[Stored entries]
------------------------------------------------------------------------

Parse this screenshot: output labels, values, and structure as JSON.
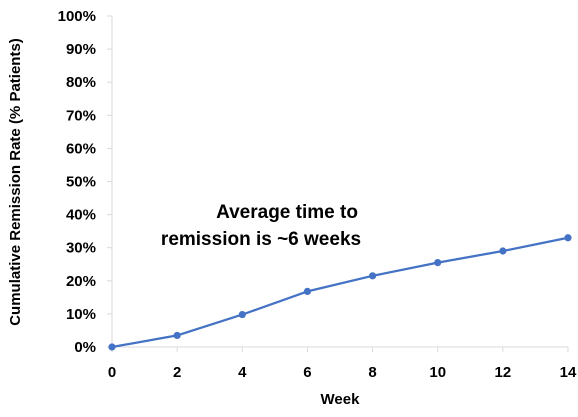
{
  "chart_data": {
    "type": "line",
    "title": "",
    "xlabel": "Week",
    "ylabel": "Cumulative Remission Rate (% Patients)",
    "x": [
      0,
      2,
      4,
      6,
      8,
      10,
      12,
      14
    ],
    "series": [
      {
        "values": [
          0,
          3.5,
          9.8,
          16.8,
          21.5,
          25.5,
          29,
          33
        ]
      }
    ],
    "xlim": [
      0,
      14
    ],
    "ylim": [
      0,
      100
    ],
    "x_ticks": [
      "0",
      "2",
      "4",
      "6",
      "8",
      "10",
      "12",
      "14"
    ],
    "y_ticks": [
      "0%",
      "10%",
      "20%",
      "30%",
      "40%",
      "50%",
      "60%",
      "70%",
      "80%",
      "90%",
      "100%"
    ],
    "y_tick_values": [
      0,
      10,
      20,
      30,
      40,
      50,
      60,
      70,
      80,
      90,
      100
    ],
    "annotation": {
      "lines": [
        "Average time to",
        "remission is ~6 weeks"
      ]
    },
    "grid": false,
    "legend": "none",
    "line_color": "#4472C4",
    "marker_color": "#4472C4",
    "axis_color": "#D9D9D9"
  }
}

------------------------------------------------------------------------

### PROBLEM DESCRIPTION
If an entry contains an image, print the rest of that entry exactly and leave the image out.

### RESPONSE
Parse this screenshot: output labels, values, and structure as JSON.
{
  "chart_data": {
    "type": "line",
    "title": "",
    "xlabel": "Week",
    "ylabel": "Cumulative Remission Rate (% Patients)",
    "x": [
      0,
      2,
      4,
      6,
      8,
      10,
      12,
      14
    ],
    "series": [
      {
        "values": [
          0,
          3.5,
          9.8,
          16.8,
          21.5,
          25.5,
          29,
          33
        ]
      }
    ],
    "xlim": [
      0,
      14
    ],
    "ylim": [
      0,
      100
    ],
    "x_ticks": [
      "0",
      "2",
      "4",
      "6",
      "8",
      "10",
      "12",
      "14"
    ],
    "y_ticks": [
      "0%",
      "10%",
      "20%",
      "30%",
      "40%",
      "50%",
      "60%",
      "70%",
      "80%",
      "90%",
      "100%"
    ],
    "y_tick_values": [
      0,
      10,
      20,
      30,
      40,
      50,
      60,
      70,
      80,
      90,
      100
    ],
    "annotation": {
      "lines": [
        "Average time to",
        "remission is ~6 weeks"
      ]
    },
    "grid": false,
    "legend": "none",
    "line_color": "#4472C4",
    "marker_color": "#4472C4",
    "axis_color": "#D9D9D9"
  }
}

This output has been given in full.